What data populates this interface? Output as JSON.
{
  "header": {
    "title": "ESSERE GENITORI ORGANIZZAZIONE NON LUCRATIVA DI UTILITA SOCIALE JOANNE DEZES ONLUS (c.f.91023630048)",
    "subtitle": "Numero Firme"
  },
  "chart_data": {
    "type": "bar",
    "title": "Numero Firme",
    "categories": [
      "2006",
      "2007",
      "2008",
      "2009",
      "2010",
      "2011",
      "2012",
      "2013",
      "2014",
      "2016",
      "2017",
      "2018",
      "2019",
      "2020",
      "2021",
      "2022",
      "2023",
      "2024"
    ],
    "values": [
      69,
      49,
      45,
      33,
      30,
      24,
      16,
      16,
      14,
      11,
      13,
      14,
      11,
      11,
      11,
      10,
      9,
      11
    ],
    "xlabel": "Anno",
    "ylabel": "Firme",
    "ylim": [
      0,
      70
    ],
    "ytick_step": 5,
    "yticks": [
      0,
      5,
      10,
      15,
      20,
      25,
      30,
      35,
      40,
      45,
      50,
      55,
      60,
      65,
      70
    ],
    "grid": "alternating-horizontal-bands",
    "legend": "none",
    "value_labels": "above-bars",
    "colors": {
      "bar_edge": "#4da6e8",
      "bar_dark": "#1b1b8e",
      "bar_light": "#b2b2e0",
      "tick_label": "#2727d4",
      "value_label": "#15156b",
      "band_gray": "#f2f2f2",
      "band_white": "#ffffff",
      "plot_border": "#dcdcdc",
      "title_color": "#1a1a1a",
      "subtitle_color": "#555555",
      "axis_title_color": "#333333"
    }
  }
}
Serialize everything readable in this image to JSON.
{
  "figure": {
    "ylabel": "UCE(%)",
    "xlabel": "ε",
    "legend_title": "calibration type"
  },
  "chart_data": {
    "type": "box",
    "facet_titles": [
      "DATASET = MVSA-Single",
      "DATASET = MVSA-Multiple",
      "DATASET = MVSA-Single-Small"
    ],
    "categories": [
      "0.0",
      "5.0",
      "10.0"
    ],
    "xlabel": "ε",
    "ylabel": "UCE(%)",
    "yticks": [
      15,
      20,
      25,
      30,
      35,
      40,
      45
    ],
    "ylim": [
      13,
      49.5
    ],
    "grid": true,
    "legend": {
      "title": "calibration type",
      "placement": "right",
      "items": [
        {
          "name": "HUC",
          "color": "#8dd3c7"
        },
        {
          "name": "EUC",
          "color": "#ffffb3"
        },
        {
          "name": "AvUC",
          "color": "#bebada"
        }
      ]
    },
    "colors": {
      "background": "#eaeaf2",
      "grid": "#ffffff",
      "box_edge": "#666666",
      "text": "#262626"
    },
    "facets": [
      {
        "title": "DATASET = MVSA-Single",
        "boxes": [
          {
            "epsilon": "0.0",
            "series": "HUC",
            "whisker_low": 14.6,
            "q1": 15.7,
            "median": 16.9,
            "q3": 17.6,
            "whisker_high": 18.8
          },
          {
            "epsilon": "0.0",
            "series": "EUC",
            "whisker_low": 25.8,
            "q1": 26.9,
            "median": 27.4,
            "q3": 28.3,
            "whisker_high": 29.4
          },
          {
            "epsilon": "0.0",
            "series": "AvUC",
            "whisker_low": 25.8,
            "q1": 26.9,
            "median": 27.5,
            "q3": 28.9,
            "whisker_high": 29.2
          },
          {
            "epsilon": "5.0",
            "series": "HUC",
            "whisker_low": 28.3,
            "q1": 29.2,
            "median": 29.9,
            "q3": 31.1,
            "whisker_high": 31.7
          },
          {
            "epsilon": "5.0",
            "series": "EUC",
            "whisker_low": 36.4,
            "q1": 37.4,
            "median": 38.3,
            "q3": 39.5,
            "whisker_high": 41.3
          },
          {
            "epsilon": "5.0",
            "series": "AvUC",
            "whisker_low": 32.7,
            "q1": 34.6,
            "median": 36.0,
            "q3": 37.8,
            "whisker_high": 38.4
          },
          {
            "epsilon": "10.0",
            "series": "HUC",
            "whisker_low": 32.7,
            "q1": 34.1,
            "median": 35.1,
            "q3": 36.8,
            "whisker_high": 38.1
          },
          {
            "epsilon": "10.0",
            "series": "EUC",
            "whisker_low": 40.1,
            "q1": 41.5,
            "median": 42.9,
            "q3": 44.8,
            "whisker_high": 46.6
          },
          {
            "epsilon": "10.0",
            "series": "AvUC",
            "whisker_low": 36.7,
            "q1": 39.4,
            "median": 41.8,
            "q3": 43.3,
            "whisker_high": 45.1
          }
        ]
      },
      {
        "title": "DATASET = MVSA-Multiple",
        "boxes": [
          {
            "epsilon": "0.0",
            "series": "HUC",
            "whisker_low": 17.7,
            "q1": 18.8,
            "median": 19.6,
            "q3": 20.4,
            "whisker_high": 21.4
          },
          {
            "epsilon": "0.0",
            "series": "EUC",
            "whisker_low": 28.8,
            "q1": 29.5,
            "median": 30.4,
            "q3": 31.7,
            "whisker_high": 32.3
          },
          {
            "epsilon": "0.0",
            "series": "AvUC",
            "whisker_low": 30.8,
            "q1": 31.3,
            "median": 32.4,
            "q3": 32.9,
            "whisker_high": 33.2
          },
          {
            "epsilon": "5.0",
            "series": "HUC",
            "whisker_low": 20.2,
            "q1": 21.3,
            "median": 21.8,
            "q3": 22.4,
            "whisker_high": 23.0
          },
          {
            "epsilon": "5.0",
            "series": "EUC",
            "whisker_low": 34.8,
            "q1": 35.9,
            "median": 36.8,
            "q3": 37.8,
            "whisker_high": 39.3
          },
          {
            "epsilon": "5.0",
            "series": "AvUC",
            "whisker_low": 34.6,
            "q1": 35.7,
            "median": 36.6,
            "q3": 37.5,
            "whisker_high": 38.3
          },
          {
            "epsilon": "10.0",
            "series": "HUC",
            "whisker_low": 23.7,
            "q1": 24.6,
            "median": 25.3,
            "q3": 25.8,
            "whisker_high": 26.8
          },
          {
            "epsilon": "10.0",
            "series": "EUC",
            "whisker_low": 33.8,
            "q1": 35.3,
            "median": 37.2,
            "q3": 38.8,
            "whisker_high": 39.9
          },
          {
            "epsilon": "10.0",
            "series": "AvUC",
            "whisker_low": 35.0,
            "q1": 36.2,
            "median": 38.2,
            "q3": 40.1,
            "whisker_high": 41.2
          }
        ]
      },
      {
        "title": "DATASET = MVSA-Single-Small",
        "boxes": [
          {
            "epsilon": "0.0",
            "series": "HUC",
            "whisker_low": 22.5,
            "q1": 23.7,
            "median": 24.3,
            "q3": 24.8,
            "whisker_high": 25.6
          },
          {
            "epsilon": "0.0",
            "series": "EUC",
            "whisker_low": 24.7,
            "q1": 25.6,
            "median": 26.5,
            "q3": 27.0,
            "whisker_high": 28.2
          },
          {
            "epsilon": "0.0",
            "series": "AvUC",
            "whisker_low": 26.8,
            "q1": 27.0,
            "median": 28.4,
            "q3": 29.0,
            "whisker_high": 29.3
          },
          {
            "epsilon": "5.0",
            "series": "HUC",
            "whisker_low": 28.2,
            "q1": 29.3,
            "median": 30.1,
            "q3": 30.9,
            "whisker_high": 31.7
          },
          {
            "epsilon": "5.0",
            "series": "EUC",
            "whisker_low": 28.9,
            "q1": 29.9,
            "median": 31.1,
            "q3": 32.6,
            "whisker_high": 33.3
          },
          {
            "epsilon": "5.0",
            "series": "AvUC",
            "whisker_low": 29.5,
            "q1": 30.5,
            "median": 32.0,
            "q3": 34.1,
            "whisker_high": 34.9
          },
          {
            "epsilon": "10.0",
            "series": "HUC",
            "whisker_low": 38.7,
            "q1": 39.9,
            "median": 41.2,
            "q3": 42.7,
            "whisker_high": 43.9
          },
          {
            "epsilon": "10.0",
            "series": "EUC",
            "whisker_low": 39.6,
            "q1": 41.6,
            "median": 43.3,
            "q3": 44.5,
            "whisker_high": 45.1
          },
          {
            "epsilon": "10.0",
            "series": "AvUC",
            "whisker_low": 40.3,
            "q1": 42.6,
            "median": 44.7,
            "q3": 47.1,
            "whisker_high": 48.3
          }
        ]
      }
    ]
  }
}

-=-=-

How many lines in the entries contain the string "Multiple"? Answer with the number only.

2